Every record is to be returned as written, with no omissions.

# INPUT RECORDS:
——
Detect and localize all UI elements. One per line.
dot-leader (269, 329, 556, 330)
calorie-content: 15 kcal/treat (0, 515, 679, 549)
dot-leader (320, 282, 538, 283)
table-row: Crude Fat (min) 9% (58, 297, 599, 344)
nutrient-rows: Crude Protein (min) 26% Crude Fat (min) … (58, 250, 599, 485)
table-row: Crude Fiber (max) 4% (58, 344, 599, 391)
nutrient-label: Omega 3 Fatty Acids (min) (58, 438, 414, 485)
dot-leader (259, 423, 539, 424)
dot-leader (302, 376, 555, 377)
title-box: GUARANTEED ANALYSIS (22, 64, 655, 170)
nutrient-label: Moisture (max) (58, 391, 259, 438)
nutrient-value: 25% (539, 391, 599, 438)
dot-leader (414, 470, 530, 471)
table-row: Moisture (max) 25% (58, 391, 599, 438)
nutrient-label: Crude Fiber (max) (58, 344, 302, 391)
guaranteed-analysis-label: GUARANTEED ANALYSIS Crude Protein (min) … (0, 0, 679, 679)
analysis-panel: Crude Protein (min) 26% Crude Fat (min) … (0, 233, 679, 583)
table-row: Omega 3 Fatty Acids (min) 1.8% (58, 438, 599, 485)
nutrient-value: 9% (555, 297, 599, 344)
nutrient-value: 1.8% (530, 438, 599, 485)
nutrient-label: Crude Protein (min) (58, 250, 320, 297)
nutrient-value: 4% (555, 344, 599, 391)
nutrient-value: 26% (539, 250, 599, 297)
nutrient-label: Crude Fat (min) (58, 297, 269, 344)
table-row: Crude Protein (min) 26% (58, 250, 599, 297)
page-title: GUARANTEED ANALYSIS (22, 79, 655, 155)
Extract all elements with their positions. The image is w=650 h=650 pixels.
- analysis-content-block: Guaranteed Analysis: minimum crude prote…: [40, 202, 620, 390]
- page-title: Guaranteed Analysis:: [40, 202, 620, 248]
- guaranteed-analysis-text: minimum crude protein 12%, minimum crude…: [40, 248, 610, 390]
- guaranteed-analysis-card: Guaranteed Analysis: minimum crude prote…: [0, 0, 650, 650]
——
# TASK RESPONSE:
Detect and localize all UI elements. One per line.
dot-leader (269, 329, 556, 330)
calorie-content: 15 kcal/treat (0, 515, 679, 549)
dot-leader (320, 282, 538, 283)
table-row: Crude Fat (min) 9% (58, 297, 599, 344)
nutrient-rows: Crude Protein (min) 26% Crude Fat (min) … (58, 250, 599, 485)
table-row: Crude Fiber (max) 4% (58, 344, 599, 391)
nutrient-label: Omega 3 Fatty Acids (min) (58, 438, 414, 485)
dot-leader (259, 423, 539, 424)
dot-leader (302, 376, 555, 377)
title-box: GUARANTEED ANALYSIS (22, 64, 655, 170)
nutrient-label: Moisture (max) (58, 391, 259, 438)
nutrient-value: 25% (539, 391, 599, 438)
dot-leader (414, 470, 530, 471)
table-row: Moisture (max) 25% (58, 391, 599, 438)
nutrient-label: Crude Fiber (max) (58, 344, 302, 391)
guaranteed-analysis-label: GUARANTEED ANALYSIS Crude Protein (min) … (0, 0, 679, 679)
analysis-panel: Crude Protein (min) 26% Crude Fat (min) … (0, 233, 679, 583)
table-row: Omega 3 Fatty Acids (min) 1.8% (58, 438, 599, 485)
nutrient-value: 9% (555, 297, 599, 344)
nutrient-value: 1.8% (530, 438, 599, 485)
nutrient-label: Crude Protein (min) (58, 250, 320, 297)
nutrient-value: 4% (555, 344, 599, 391)
nutrient-value: 26% (539, 250, 599, 297)
nutrient-label: Crude Fat (min) (58, 297, 269, 344)
table-row: Crude Protein (min) 26% (58, 250, 599, 297)
page-title: GUARANTEED ANALYSIS (22, 79, 655, 155)
Extract all elements with their positions. The image is w=650 h=650 pixels.
- analysis-content-block: Guaranteed Analysis: minimum crude prote…: [40, 202, 620, 390]
- page-title: Guaranteed Analysis:: [40, 202, 620, 248]
- guaranteed-analysis-text: minimum crude protein 12%, minimum crude…: [40, 248, 610, 390]
- guaranteed-analysis-card: Guaranteed Analysis: minimum crude prote…: [0, 0, 650, 650]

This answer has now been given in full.